Directions: Below is a listing. Gather each line of it that contains "England".

* Start Dataset extract *

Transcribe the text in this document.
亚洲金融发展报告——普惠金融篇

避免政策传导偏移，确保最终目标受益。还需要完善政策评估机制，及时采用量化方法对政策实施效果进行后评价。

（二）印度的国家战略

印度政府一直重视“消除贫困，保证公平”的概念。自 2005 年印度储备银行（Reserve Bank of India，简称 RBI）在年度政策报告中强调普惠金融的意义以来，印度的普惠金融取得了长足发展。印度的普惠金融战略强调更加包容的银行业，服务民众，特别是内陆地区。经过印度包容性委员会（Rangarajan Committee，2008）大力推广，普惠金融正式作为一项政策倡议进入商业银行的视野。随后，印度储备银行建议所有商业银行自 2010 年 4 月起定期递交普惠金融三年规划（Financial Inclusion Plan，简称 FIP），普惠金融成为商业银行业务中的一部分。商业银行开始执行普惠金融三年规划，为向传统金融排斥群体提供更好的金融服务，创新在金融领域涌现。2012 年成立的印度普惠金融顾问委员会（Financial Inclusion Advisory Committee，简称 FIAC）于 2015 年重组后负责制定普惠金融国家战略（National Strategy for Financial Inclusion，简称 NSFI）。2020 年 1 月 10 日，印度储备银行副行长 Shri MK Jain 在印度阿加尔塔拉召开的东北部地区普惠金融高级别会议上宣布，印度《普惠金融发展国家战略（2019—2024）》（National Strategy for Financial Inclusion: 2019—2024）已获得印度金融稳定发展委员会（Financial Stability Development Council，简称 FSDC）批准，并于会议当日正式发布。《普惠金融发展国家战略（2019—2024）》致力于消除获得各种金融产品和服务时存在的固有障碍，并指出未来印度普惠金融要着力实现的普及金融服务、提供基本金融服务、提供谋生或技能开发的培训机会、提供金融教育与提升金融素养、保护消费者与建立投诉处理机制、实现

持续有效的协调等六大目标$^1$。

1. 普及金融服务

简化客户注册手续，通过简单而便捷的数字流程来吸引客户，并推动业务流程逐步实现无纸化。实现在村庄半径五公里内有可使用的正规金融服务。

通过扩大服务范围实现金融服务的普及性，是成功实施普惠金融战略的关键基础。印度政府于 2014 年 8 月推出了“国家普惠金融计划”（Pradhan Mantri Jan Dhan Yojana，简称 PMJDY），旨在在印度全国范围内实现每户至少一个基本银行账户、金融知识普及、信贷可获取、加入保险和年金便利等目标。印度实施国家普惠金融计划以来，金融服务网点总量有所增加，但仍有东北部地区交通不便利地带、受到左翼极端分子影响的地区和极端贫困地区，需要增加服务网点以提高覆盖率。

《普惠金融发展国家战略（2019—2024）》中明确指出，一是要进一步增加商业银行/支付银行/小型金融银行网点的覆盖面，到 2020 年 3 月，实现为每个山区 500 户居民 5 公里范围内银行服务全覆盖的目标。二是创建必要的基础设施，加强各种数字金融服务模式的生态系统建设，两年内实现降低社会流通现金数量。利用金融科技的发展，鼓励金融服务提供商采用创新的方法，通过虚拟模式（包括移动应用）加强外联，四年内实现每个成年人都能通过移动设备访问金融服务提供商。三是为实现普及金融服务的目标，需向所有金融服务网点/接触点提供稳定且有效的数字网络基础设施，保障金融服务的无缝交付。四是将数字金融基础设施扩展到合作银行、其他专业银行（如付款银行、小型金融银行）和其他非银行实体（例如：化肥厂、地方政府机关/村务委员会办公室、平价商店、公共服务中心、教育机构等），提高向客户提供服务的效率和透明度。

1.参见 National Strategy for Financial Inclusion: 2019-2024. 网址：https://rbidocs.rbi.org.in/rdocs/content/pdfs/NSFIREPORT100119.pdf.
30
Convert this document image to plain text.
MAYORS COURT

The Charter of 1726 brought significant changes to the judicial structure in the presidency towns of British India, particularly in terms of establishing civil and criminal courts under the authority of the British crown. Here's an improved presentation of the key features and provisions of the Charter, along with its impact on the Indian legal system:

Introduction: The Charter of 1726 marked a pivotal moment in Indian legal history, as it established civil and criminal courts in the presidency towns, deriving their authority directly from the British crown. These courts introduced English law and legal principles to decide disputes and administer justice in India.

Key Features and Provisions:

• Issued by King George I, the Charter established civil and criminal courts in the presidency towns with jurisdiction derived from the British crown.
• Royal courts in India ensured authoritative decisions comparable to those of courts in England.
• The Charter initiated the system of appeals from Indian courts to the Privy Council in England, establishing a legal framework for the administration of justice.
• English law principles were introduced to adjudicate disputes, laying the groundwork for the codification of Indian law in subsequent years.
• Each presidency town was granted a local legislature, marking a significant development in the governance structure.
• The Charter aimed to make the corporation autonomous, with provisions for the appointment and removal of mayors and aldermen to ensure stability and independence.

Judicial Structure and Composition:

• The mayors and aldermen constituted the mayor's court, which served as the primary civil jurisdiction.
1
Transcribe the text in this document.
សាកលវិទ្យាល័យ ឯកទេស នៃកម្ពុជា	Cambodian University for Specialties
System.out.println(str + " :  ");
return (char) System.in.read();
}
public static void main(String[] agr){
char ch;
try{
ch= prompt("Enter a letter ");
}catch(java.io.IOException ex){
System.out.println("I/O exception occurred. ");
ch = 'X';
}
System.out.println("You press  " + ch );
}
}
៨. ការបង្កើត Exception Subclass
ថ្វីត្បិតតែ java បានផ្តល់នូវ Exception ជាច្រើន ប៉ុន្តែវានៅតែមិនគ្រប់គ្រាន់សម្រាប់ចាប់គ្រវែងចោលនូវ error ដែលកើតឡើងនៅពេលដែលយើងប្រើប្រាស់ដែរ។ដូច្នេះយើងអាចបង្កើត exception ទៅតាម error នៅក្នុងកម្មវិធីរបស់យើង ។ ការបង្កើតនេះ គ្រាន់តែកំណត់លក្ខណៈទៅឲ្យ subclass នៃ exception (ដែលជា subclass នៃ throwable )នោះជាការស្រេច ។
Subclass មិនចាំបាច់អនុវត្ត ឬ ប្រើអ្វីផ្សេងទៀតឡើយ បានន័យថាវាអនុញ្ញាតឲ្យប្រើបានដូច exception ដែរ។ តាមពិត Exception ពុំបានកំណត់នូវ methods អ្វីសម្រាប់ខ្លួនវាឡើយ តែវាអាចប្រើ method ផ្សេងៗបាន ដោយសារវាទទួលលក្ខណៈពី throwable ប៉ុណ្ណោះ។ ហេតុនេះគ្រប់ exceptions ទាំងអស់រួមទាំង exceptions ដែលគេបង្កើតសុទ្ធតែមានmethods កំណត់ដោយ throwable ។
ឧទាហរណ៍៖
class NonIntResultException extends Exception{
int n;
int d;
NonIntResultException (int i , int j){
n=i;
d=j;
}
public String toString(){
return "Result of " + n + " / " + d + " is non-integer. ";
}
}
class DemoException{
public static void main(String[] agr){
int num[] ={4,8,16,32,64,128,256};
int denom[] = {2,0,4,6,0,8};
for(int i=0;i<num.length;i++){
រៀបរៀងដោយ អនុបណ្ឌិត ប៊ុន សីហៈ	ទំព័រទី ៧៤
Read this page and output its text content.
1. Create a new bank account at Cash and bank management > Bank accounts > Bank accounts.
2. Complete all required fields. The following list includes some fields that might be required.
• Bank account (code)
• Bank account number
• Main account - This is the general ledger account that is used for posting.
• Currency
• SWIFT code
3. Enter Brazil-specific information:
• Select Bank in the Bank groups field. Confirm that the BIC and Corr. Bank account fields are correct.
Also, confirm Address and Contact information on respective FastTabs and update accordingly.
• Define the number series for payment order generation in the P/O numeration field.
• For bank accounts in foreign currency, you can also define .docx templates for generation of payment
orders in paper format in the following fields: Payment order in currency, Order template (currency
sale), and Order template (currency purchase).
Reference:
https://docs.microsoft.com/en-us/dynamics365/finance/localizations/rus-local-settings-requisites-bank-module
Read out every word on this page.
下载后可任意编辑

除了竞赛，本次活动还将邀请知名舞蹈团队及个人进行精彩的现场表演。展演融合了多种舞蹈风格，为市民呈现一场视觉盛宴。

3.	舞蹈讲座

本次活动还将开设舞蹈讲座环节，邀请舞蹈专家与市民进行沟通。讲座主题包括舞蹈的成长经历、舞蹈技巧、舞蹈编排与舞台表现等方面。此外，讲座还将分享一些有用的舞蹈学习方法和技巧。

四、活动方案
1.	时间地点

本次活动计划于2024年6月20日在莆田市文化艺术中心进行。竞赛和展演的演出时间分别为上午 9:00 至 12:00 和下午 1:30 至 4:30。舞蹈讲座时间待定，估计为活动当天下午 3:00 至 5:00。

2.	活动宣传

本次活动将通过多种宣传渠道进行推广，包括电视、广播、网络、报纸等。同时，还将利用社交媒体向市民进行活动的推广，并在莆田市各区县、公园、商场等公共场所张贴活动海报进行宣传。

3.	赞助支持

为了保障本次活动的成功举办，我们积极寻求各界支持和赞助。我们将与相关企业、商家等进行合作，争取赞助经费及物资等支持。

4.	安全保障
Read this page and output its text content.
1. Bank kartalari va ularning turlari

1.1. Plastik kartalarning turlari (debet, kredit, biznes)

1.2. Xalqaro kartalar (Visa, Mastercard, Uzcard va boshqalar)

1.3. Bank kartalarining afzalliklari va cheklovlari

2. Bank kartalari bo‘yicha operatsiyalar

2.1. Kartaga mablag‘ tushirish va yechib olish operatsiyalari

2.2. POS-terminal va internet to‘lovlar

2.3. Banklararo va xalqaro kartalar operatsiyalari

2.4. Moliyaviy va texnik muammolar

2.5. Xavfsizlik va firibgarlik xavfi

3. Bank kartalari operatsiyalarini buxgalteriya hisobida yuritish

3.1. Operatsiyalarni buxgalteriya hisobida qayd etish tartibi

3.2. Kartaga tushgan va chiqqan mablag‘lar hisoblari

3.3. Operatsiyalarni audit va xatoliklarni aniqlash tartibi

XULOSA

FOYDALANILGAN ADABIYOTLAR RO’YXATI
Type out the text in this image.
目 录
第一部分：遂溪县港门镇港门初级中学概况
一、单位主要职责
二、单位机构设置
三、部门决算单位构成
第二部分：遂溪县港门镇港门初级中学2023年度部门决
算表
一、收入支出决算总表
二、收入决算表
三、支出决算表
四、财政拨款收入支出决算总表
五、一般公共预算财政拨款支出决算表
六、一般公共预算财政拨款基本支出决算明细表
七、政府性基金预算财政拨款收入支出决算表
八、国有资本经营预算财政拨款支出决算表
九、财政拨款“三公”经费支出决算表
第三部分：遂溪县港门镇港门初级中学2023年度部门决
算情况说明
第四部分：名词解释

* End Dataset extract *

Task answer:
• Royal courts in India ensured authoritative decisions comparable to those of courts in England.
• The Charter initiated the system of appeals from Indian courts to the Privy Council in England, establishing a legal framework for the administration of justice.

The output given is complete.